#### Provided data
※
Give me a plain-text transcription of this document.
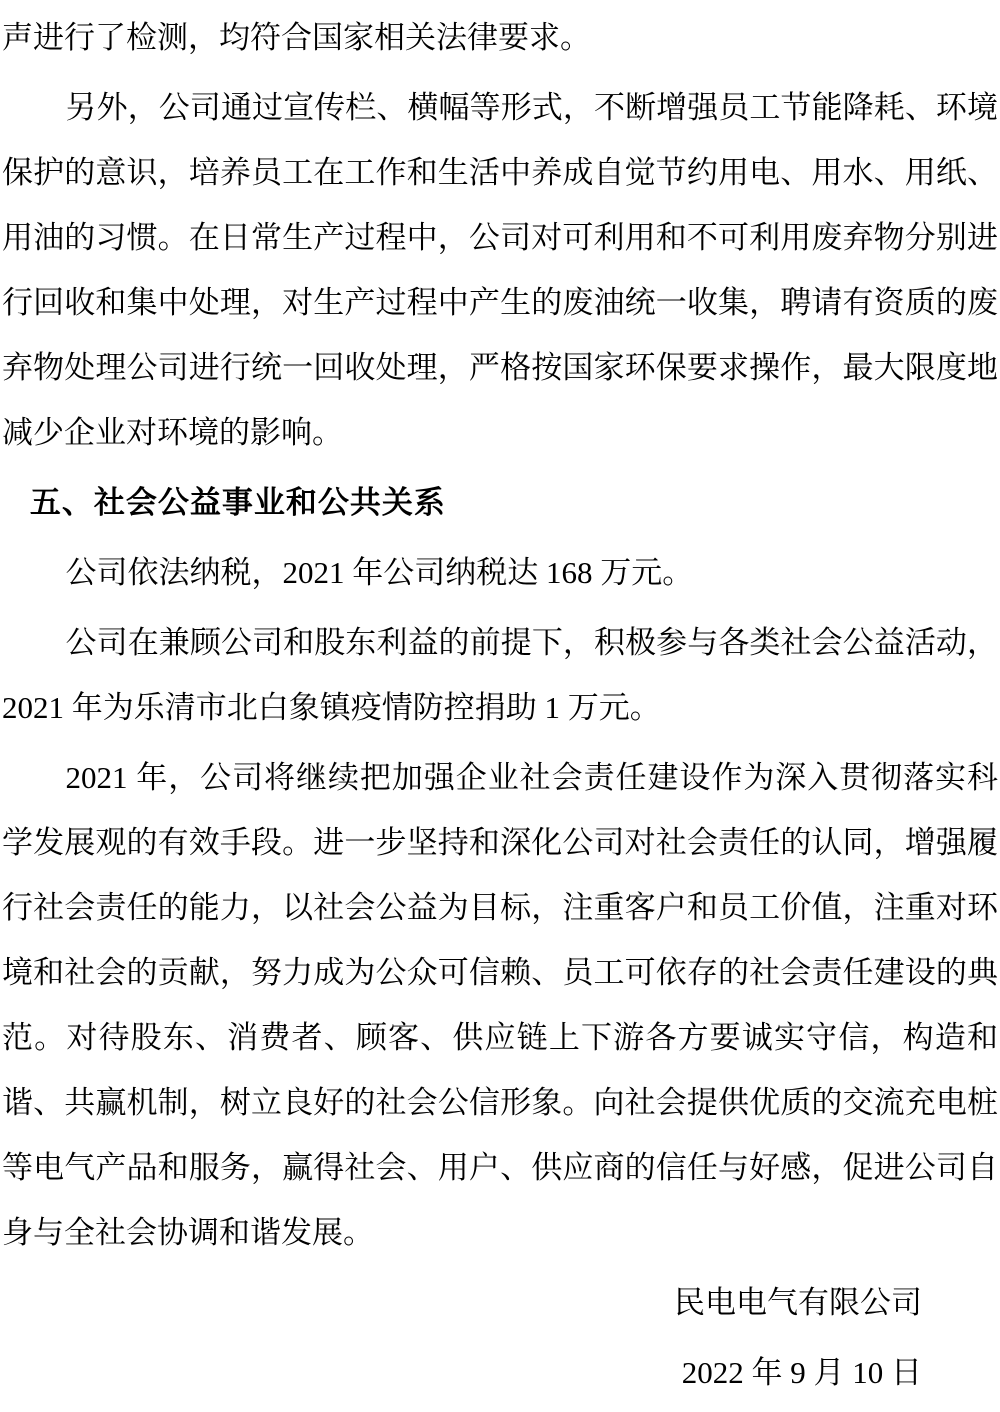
声进行了检测，均符合国家相关法律要求。

另外，公司通过宣传栏、横幅等形式，不断增强员工节能降耗、环境保护的意识，培养员工在工作和生活中养成自觉节约用电、用水、用纸、用油的习惯。在日常生产过程中，公司对可利用和不可利用废弃物分别进行回收和集中处理，对生产过程中产生的废油统一收集，聘请有资质的废弃物处理公司进行统一回收处理，严格按国家环保要求操作，最大限度地减少企业对环境的影响。

五、社会公益事业和公共关系

公司依法纳税，2021 年公司纳税达 168 万元。

公司在兼顾公司和股东利益的前提下，积极参与各类社会公益活动，2021 年为乐清市北白象镇疫情防控捐助 1 万元。

2021 年，公司将继续把加强企业社会责任建设作为深入贯彻落实科学发展观的有效手段。进一步坚持和深化公司对社会责任的认同，增强履行社会责任的能力，以社会公益为目标，注重客户和员工价值，注重对环境和社会的贡献，努力成为公众可信赖、员工可依存的社会责任建设的典范。对待股东、消费者、顾客、供应链上下游各方要诚实守信，构造和谐、共赢机制，树立良好的社会公信形象。向社会提供优质的交流充电桩等电气产品和服务，赢得社会、用户、供应商的信任与好感，促进公司自身与全社会协调和谐发展。

民电电气有限公司

2022 年 9 月 10 日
※
Output the records above exactly as they are, leaving out the pictures.

#### Output for this exercise
Give me a plain-text transcription of this document.
声进行了检测，均符合国家相关法律要求。

另外，公司通过宣传栏、横幅等形式，不断增强员工节能降耗、环境保护的意识，培养员工在工作和生活中养成自觉节约用电、用水、用纸、用油的习惯。在日常生产过程中，公司对可利用和不可利用废弃物分别进行回收和集中处理，对生产过程中产生的废油统一收集，聘请有资质的废弃物处理公司进行统一回收处理，严格按国家环保要求操作，最大限度地减少企业对环境的影响。

五、社会公益事业和公共关系

公司依法纳税，2021 年公司纳税达 168 万元。

公司在兼顾公司和股东利益的前提下，积极参与各类社会公益活动，2021 年为乐清市北白象镇疫情防控捐助 1 万元。

2021 年，公司将继续把加强企业社会责任建设作为深入贯彻落实科学发展观的有效手段。进一步坚持和深化公司对社会责任的认同，增强履行社会责任的能力，以社会公益为目标，注重客户和员工价值，注重对环境和社会的贡献，努力成为公众可信赖、员工可依存的社会责任建设的典范。对待股东、消费者、顾客、供应链上下游各方要诚实守信，构造和谐、共赢机制，树立良好的社会公信形象。向社会提供优质的交流充电桩等电气产品和服务，赢得社会、用户、供应商的信任与好感，促进公司自身与全社会协调和谐发展。

民电电气有限公司

2022 年 9 月 10 日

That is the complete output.